— BEGIN EXERCISE MATERIALS —

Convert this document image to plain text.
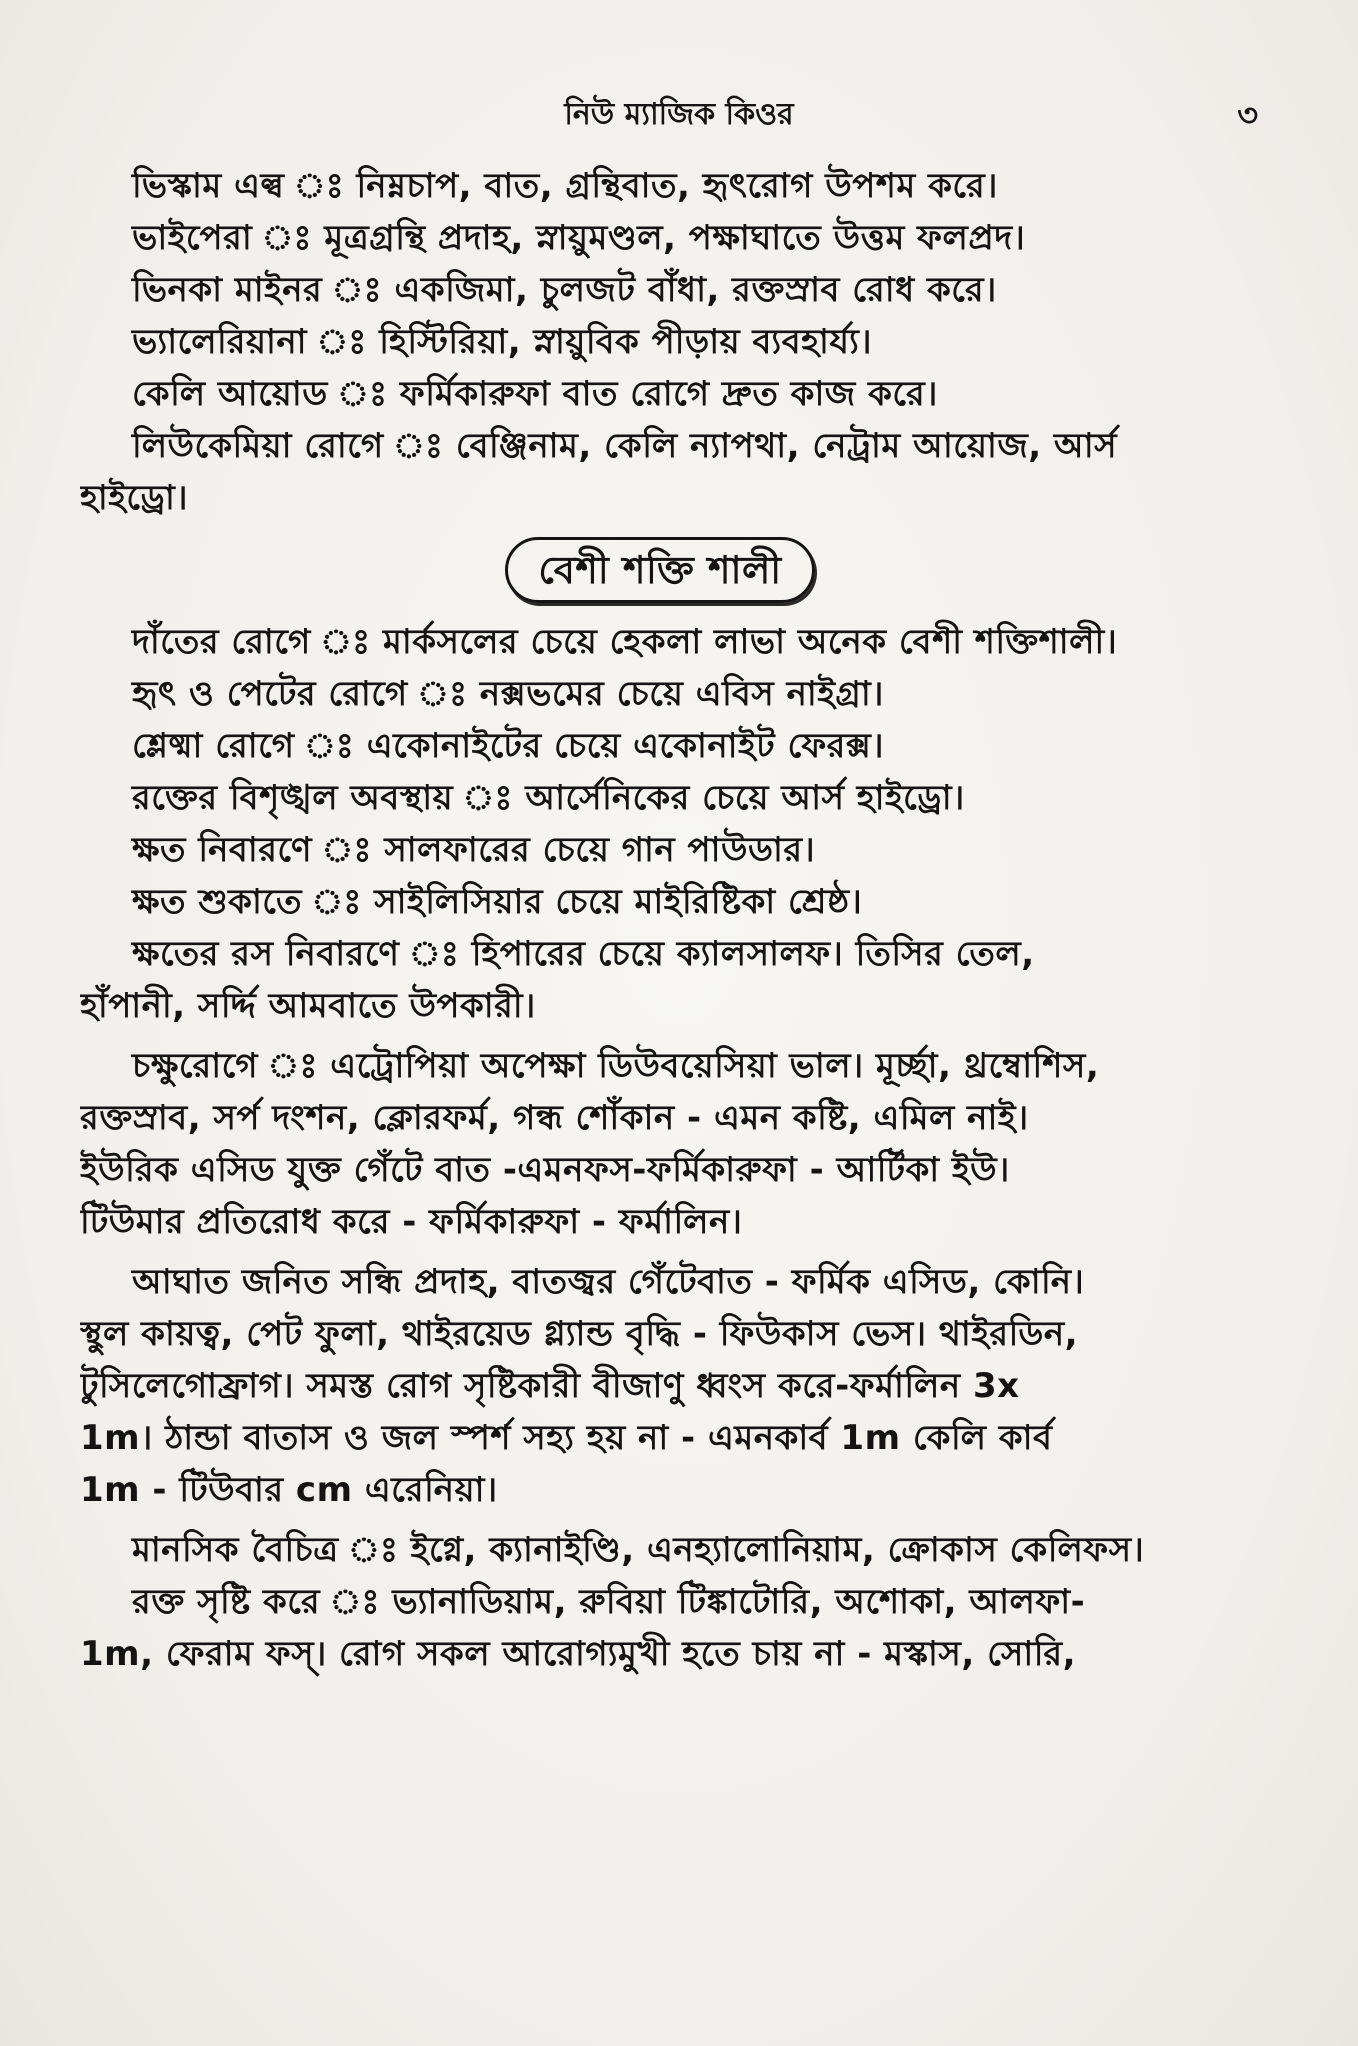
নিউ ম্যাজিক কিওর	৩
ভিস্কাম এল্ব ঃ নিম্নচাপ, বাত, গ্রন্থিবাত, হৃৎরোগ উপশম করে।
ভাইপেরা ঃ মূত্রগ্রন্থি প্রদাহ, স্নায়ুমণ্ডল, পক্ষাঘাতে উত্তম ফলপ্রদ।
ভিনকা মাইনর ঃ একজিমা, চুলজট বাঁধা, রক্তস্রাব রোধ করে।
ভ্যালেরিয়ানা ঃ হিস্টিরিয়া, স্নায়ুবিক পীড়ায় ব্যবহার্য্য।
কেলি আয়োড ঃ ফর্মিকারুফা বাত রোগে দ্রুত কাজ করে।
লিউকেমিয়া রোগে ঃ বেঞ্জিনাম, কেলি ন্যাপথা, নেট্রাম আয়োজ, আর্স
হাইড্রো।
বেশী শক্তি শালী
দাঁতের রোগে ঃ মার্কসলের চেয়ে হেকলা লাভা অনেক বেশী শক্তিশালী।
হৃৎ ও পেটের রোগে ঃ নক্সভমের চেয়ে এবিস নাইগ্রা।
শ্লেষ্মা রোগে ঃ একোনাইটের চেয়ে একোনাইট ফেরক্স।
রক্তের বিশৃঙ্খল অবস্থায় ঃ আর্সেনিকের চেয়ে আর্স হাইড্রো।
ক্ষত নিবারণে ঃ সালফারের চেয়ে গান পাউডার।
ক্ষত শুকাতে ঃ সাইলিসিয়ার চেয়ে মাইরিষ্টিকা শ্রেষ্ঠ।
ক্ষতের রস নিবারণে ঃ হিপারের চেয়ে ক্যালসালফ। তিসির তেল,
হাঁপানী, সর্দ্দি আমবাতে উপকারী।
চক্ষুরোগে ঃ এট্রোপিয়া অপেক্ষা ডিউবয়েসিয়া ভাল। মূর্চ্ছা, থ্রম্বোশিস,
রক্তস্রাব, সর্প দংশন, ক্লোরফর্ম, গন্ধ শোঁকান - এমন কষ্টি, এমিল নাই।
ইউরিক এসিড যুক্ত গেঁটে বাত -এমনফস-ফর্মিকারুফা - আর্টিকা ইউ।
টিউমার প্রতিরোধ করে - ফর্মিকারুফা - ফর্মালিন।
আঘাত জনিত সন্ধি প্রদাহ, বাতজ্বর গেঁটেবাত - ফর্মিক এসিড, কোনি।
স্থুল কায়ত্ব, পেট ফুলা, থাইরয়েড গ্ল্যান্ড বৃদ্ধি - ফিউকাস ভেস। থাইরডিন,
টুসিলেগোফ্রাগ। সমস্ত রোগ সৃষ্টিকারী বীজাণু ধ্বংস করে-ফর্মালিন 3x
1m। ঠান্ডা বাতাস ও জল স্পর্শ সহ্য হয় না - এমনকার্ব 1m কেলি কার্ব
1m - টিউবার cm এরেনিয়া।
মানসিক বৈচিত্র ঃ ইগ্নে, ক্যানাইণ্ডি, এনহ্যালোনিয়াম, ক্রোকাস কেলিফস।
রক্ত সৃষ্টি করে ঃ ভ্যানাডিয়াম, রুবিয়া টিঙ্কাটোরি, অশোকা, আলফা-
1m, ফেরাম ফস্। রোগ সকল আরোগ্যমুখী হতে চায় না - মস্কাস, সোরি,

— END EXERCISE MATERIALS —
— BEGIN EXERCISE MATERIALS —

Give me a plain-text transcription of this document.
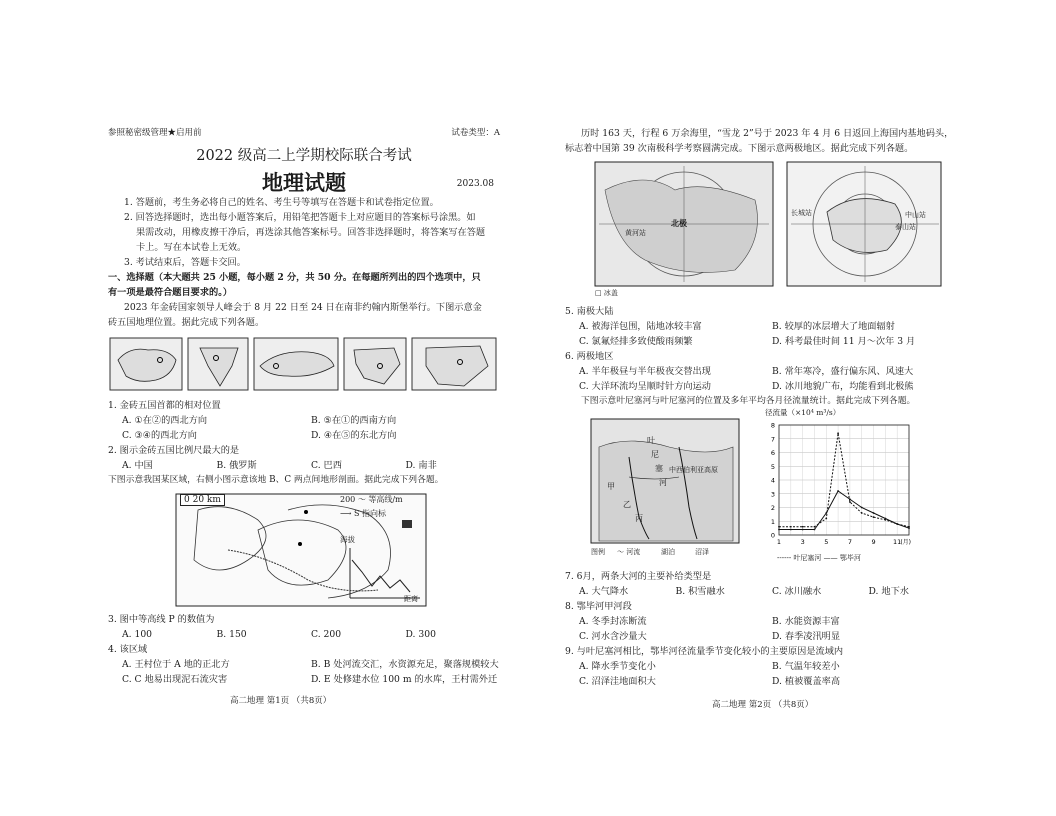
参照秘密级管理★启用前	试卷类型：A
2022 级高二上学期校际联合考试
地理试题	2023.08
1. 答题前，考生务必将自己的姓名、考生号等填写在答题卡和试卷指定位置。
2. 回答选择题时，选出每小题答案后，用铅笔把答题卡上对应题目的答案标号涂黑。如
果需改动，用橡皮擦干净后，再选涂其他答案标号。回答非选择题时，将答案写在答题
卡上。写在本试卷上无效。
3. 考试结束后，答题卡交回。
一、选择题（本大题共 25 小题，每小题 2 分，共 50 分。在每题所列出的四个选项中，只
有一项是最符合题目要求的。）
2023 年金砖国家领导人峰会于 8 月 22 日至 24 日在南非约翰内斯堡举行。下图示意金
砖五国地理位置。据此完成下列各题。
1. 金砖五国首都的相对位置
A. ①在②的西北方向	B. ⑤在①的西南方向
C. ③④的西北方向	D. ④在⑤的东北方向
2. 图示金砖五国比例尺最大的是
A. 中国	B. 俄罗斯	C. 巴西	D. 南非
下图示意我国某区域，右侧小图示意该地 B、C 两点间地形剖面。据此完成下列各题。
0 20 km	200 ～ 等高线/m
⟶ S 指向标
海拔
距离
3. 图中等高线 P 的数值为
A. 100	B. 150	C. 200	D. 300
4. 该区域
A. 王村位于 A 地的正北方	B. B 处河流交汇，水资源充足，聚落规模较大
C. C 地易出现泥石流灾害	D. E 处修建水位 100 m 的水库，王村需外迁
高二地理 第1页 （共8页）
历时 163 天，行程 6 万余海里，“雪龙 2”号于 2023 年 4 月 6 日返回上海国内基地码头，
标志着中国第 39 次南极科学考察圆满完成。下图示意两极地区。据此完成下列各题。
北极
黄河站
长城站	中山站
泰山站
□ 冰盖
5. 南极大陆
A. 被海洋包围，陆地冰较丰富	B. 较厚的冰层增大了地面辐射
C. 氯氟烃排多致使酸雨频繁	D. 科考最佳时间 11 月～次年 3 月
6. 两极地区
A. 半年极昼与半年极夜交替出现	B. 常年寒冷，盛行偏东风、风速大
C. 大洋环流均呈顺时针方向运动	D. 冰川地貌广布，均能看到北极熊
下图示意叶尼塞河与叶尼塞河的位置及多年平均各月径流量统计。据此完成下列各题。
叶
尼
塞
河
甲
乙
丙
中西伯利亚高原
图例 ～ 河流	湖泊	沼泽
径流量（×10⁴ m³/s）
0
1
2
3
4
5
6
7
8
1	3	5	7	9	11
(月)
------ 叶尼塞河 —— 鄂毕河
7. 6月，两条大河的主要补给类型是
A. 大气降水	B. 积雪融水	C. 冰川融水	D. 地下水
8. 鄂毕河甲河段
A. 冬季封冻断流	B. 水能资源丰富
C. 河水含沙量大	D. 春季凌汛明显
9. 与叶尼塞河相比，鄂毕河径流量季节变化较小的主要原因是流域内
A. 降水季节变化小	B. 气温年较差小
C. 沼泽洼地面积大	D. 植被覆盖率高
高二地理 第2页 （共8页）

— END EXERCISE MATERIALS —

*WHAT YOU WILL DO*
Scan the lines for the string "plain". Pick out every line that has it.

*COMPLETED EXERCISE*
Convert this document image to plain text.
Give me a plain-text transcription of this document.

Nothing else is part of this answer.